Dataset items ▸
______

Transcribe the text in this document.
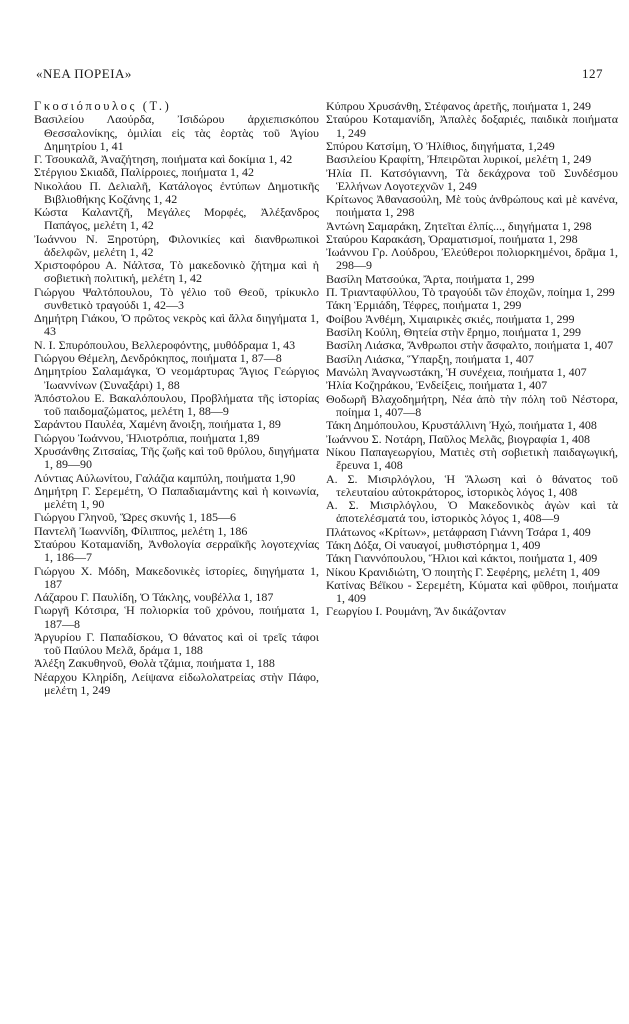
«ΝΕΑ ΠΟΡΕΙΑ»	127
Γκοσιόπουλος (Τ.)
Βασιλείου Λαούρδα, Ἰσιδώρου ἀρχιεπισκόπου Θεσσαλονίκης, ὁμιλίαι εἰς τὰς ἑορτὰς τοῦ Ἁγίου Δημητρίου 1, 41
Γ. Τσουκαλᾶ, Ἀναζήτηση, ποιήματα καὶ δοκίμια 1, 42
Στέργιου Σκιαδᾶ, Παλίρροιες, ποιήματα 1, 42
Νικολάου Π. Δελιαλῆ, Κατάλογος ἐντύπων Δημοτικῆς Βιβλιοθήκης Κοζάνης 1, 42
Κώστα Καλαντζῆ, Μεγάλες Μορφές, Ἀλέξανδρος Παπάγος, μελέτη 1, 42
Ἰωάννου Ν. Ξηροτύρη, Φιλονικίες καὶ διανθρωπικοὶ ἀδελφῶν, μελέτη 1, 42
Χριστοφόρου Α. Νάλτσα, Τὸ μακεδονικὸ ζήτημα καὶ ἡ σοβιετικὴ πολιτική, μελέτη 1, 42
Γιώργου Ψαλτόπουλου, Τὸ γέλιο τοῦ Θεοῦ, τρίκυκλο συνθετικὸ τραγούδι 1, 42—3
Δημήτρη Γιάκου, Ὁ πρῶτος νεκρὸς καὶ ἄλλα διηγήματα 1, 43
Ν. Ι. Σπυρόπουλου, Βελλεροφόντης, μυθόδραμα 1, 43
Γιώργου Θέμελη, Δενδρόκηπος, ποιήματα 1, 87—8
Δημητρίου Σαλαμάγκα, Ὁ νεομάρτυρας Ἅγιος Γεώργιος Ἰωαννίνων (Συναξάρι) 1, 88
Ἀπόστολου Ε. Βακαλόπουλου, Προβλήματα τῆς ἱστορίας τοῦ παιδομαζώματος, μελέτη 1, 88—9
Σαράντου Παυλέα, Χαμένη ἄνοιξη, ποιήματα 1, 89
Γιώργου Ἰωάννου, Ἡλιοτρόπια, ποιήματα 1,89
Χρυσάνθης Ζιτσαίας, Τῆς ζωῆς καὶ τοῦ θρύλου, διηγήματα 1, 89—90
Λύντιας Αὐλωνίτου, Γαλάζια καμπύλη, ποιήματα 1,90
Δημήτρη Γ. Σερεμέτη, Ὁ Παπαδιαμάντης καὶ ἡ κοινωνία, μελέτη 1, 90
Γιώργου Γληνοῦ, Ὥρες σκυνής 1, 185—6
Παντελῆ Ἰωαννίδη, Φίλιππος, μελέτη 1, 186
Σταύρου Κοταμανίδη, Ἀνθολογία σερραϊκῆς λογοτεχνίας 1, 186—7
Γιώργου Χ. Μόδη, Μακεδονικὲς ἱστορίες, διηγήματα 1, 187
Λάζαρου Γ. Παυλίδη, Ὁ Τάκλης, νουβέλλα 1, 187
Γιωργῆ Κότσιρα, Ἡ πολιορκία τοῦ χρόνου, ποιήματα 1, 187—8
Ἀργυρίου Γ. Παπαδίσκου, Ὁ θάνατος καὶ οἱ τρεῖς τάφοι τοῦ Παύλου Μελᾶ, δράμα 1, 188
Ἀλέξη Ζακυθηνοῦ, Θολὰ τζάμια, ποιήματα 1, 188
Νέαρχου Κληρίδη, Λείψανα εἰδωλολατρείας στὴν Πάφο, μελέτη 1, 249
Κύπρου Χρυσάνθη, Στέφανος ἀρετῆς, ποιήματα 1, 249
Σταύρου Κοταμανίδη, Ἀπαλὲς δοξαριές, παιδικὰ ποιήματα 1, 249
Σπύρου Κατσίμη, Ὁ Ἠλίθιος, διηγήματα, 1,249
Βασιλείου Κραφίτη, Ἠπειρῶται λυρικοί, μελέτη 1, 249
Ἠλία Π. Κατσόγιαννη, Τὰ δεκάχρονα τοῦ Συνδέσμου Ἑλλήνων Λογοτεχνῶν 1, 249
Κρίτωνος Ἀθανασούλη, Μὲ τοὺς ἀνθρώπους καὶ μὲ κανένα, ποιήματα 1, 298
Ἀντώνη Σαμαράκη, Ζητεῖται ἐλπίς..., διηγήματα 1, 298
Σταύρου Καρακάση, Ὁραματισμοί, ποιήματα 1, 298
Ἰωάννου Γρ. Λούδρου, Ἐλεύθεροι πολιορκημένοι, δρᾶμα 1, 298—9
Βασίλη Ματσούκα, Ἄρτα, ποιήματα 1, 299
Π. Τριανταφύλλου, Τὸ τραγούδι τῶν ἐποχῶν, ποίημα 1, 299
Τάκη Ἑρμιάδη, Τέφρες, ποιήματα 1, 299
Φοίβου Ἀνθέμη, Χιμαιρικὲς σκιές, ποιήματα 1, 299
Βασίλη Κούλη, Θητεία στὴν ἔρημο, ποιήματα 1, 299
Βασίλη Λιάσκα, Ἄνθρωποι στὴν ἄσφαλτο, ποιήματα 1, 407
Βασίλη Λιάσκα, Ὕπαρξη, ποιήματα 1, 407
Μανώλη Ἀναγνωστάκη, Ἡ συνέχεια, ποιήματα 1, 407
Ἠλία Κοζηράκου, Ἐνδείξεις, ποιήματα 1, 407
Θοδωρῆ Βλαχοδημήτρη, Νέα ἀπὸ τὴν πόλη τοῦ Νέστορα, ποίημα 1, 407—8
Τάκη Δημόπουλου, Κρυστάλλινη Ἠχώ, ποιήματα 1, 408
Ἰωάννου Σ. Νοτάρη, Παῦλος Μελᾶς, βιογραφία 1, 408
Νίκου Παπαγεωργίου, Ματιὲς στὴ σοβιετικὴ παιδαγωγική, ἔρευνα 1, 408
Α. Σ. Μισιρλόγλου, Ἡ Ἅλωση καὶ ὁ θάνατος τοῦ τελευταίου αὐτοκράτορος, ἱστορικὸς λόγος 1, 408
Α. Σ. Μισιρλόγλου, Ὁ Μακεδονικὸς ἀγὼν καὶ τὰ ἀποτελέσματά του, ἱστορικὸς λόγος 1, 408—9
Πλάτωνος «Κρίτων», μετάφραση Γιάννη Τσάρα 1, 409
Τάκη Δόξα, Οἱ ναυαγοί, μυθιστόρημα 1, 409
Τάκη Γιαννόπουλου, Ἥλιοι καὶ κάκτοι, ποιήματα 1, 409
Νίκου Κρανιδιώτη, Ὁ ποιητὴς Γ. Σεφέρης, μελέτη 1, 409
Κατίνας Βέϊκου - Σερεμέτη, Κύματα καὶ φῦθροι, ποιήματα 1, 409
Γεωργίου Ι. Ρουμάνη, Ἂν δικάζονταν
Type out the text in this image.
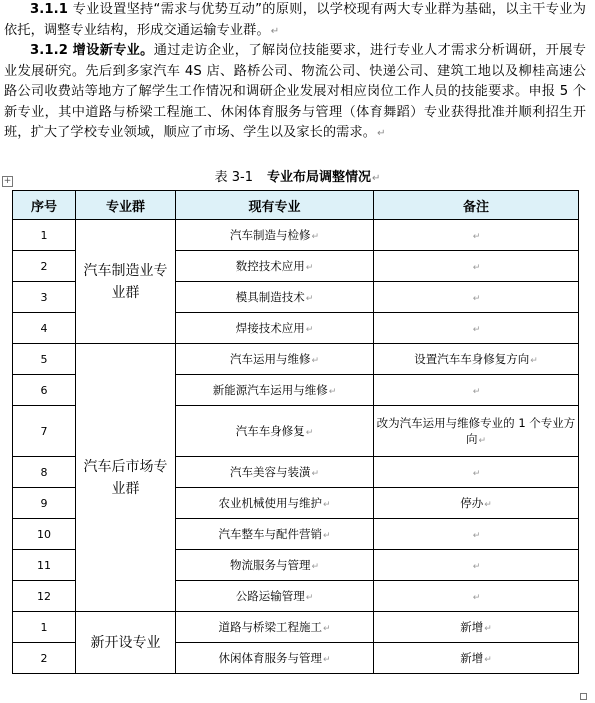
3.1.1 专业设置坚持“需求与优势互动”的原则，以学校现有两大专业群为基础，以主干专业为依托，调整专业结构，形成交通运输专业群。↵
3.1.2 增设新专业。通过走访企业，了解岗位技能要求，进行专业人才需求分析调研，开展专业发展研究。先后到多家汽车 4S 店、路桥公司、物流公司、快递公司、建筑工地以及柳桂高速公路公司收费站等地方了解学生工作情况和调研企业发展对相应岗位工作人员的技能要求。申报 5 个新专业，其中道路与桥梁工程施工、休闲体育服务与管理（体育舞蹈）专业获得批准并顺利招生开班，扩大了学校专业领域，顺应了市场、学生以及家长的需求。↵
+	表 3-1 专业布局调整情况↵
序号	专业群	现有专业	备注
1	汽车制造业专业群	汽车制造与检修↵	↵
2		数控技术应用↵	↵
3		模具制造技术↵	↵
4		焊接技术应用↵	↵
5	汽车后市场专业群	汽车运用与维修↵	设置汽车车身修复方向↵
6		新能源汽车运用与维修↵	↵
7		汽车车身修复↵	改为汽车运用与维修专业的 1 个专业方向↵
8		汽车美容与装潢↵	↵
9		农业机械使用与维护↵	停办↵
10		汽车整车与配件营销↵	↵
11		物流服务与管理↵	↵
12		公路运输管理↵	↵
1	新开设专业	道路与桥梁工程施工↵	新增↵
2		休闲体育服务与管理↵	新增↵
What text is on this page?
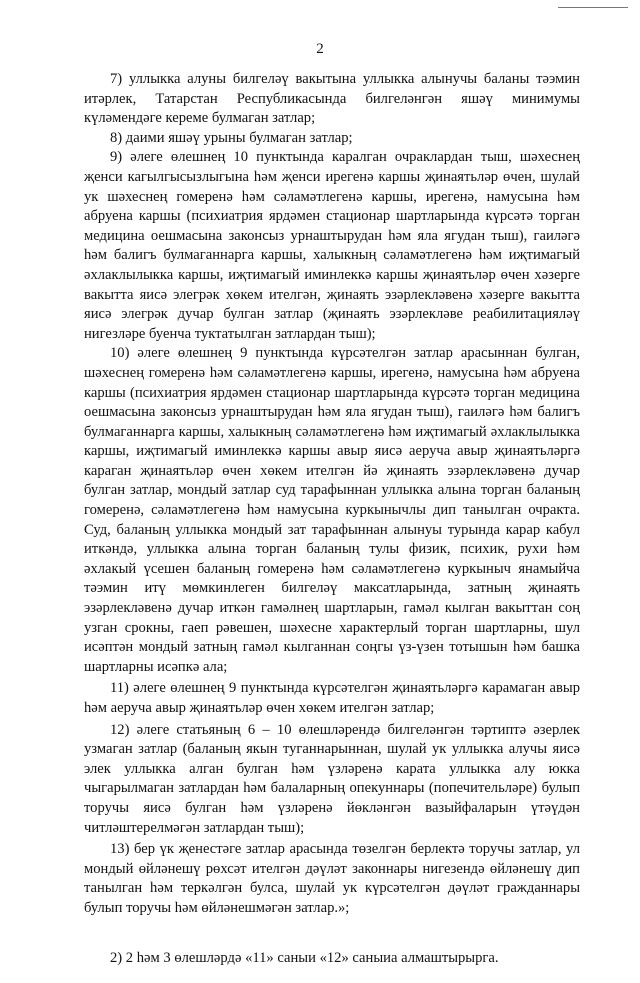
2

7) уллыкка алуны билгеләү вакытына уллыкка алынучы баланы тәэмин итәрлек, Татарстан Республикасында билгеләнгән яшәү минимумы күләмендәге керемe булмаган затлар;

8) даими яшәү урыны булмаган затлар;

9) әлеге өлешнең 10 пунктында каралган очраклардан тыш, шәхеснең җенси кагылгысызлыгына һәм җенси ирегенə каршы җинаятьләр өчен, шулай ук шәхеснең гомеренә һәм сәламәтлегенә каршы, ирегенə, намусына һәм абруена каршы (психиатрия ярдәмен стационар шартларында күрсәтә торган медицина оешмасына законсыз урнаштырудан һәм яла ягудан тыш), гаиләгә һәм балигъ булмаганнарга каршы, халыкның сәламәтлегенә һәм иҗтимагый әхлаклылыкка каршы, иҗтимагый иминлеккә каршы җинаятьләр өчен хәзерге вакытта яисә элегрәк хөкем ителгән, җинаять эзәрлекләвенә хәзерге вакытта яисә элегрәк дучар булган затлар (җинаять эзәрлекләве реабилитацияләү нигезләре буенча туктатылган затлардан тыш);

10) әлеге өлешнең 9 пунктында күрсәтелгән затлар арасыннан булган, шәхеснең гомеренә һәм сәламәтлегенә каршы, ирегенə, намусына һәм абруена каршы (психиатрия ярдәмен стационар шартларында күрсәтә торган медицина оешмасына законсыз урнаштырудан һәм яла ягудан тыш), гаиләгә һәм балигъ булмаганнарга каршы, халыкның сәламәтлегенә һәм иҗтимагый әхлаклылыкка каршы, иҗтимагый иминлеккә каршы авыр яисә аеруча авыр җинаятьләргә караган җинаятьләр өчен хөкем ителгән йә җинаять эзәрлекләвенә дучар булган затлар, мондый затлар суд тарафыннан уллыкка алына торган баланың гомеренә, сәламәтлегенә һәм намусына куркынычлы дип танылган очракта. Суд, баланың уллыкка мондый зат тарафыннан алынуы турында карар кабул иткәндә, уллыкка алына торган баланың тулы физик, психик, рухи һәм әхлакый үсешен баланың гомеренә һәм сәламәтлегенә куркыныч янамыйча тәэмин итү мөмкинлеген билгеләү максатларында, затның җинаять эзәрлекләвенә дучар иткән гамәлнең шартларын, гамәл кылган вакыттан соң узган срокны, гаеп рәвешен, шәхесне характерлый торган шартларны, шул исәптән мондый затның гамәл кылганнан соңгы үз-үзен тотышын һәм башка шартларны исәпкә ала;

11) әлеге өлешнең 9 пунктында күрсәтелгән җинаятьләргә карамаган авыр һәм аеруча авыр җинаятьләр өчен хөкем ителгән затлар;

12) әлеге статьяның 6 – 10 өлешләрендә билгеләнгән тәртиптә әзерлек узмаган затлар (баланың якын туганнарыннан, шулай ук уллыкка алучы яисә элек уллыкка алган булган һәм үзләренә карата уллыкка алу юкка чыгарылмаган затлардан һәм балаларның опекуннары (попечительләре) булып торучы яисә булган һәм үзләренә йөкләнгән вазыйфаларын үтәүдән читләштерелмәгән затлардан тыш);

13) бер үк җенестәге затлар арасында төзелгән берлектә торучы затлар, ул мондый өйләнешү рөхсәт ителгән дәүләт законнары нигезендә өйләнешү дип танылган һәм теркәлгән булса, шулай ук күрсәтелгән дәүләт гражданнары булып торучы һәм өйләнешмәгән затлар.»;

2) 2 һәм 3 өлешләрдә «11» саныи «12» саныиа алмаштырырга.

______

YOUR TASK ▸
Identify and extract each line of the listing that contains "затлардан".

TASK OUTPUT ▸
9) әлеге өлешнең 10 пунктында каралган очраклардан тыш, шәхеснең җенси кагылгысызлыгына һәм җенси ирегенə каршы җинаятьләр өчен, шулай ук шәхеснең гомеренә һәм сәламәтлегенә каршы, ирегенə, намусына һәм абруена каршы (психиатрия ярдәмен стационар шартларында күрсәтә торган медицина оешмасына законсыз урнаштырудан һәм яла ягудан тыш), гаиләгә һәм балигъ булмаганнарга каршы, халыкның сәламәтлегенә һәм иҗтимагый әхлаклылыкка каршы, иҗтимагый иминлеккә каршы җинаятьләр өчен хәзерге вакытта яисә элегрәк хөкем ителгән, җинаять эзәрлекләвенә хәзерге вакытта яисә элегрәк дучар булган затлар (җинаять эзәрлекләве реабилитацияләү нигезләре буенча туктатылган затлардан тыш);
12) әлеге статьяның 6 – 10 өлешләрендә билгеләнгән тәртиптә әзерлек узмаган затлар (баланың якын туганнарыннан, шулай ук уллыкка алучы яисә элек уллыкка алган булган һәм үзләренә карата уллыкка алу юкка чыгарылмаган затлардан һәм балаларның опекуннары (попечительләре) булып торучы яисә булган һәм үзләренә йөкләнгән вазыйфаларын үтәүдән читләштерелмәгән затлардан тыш);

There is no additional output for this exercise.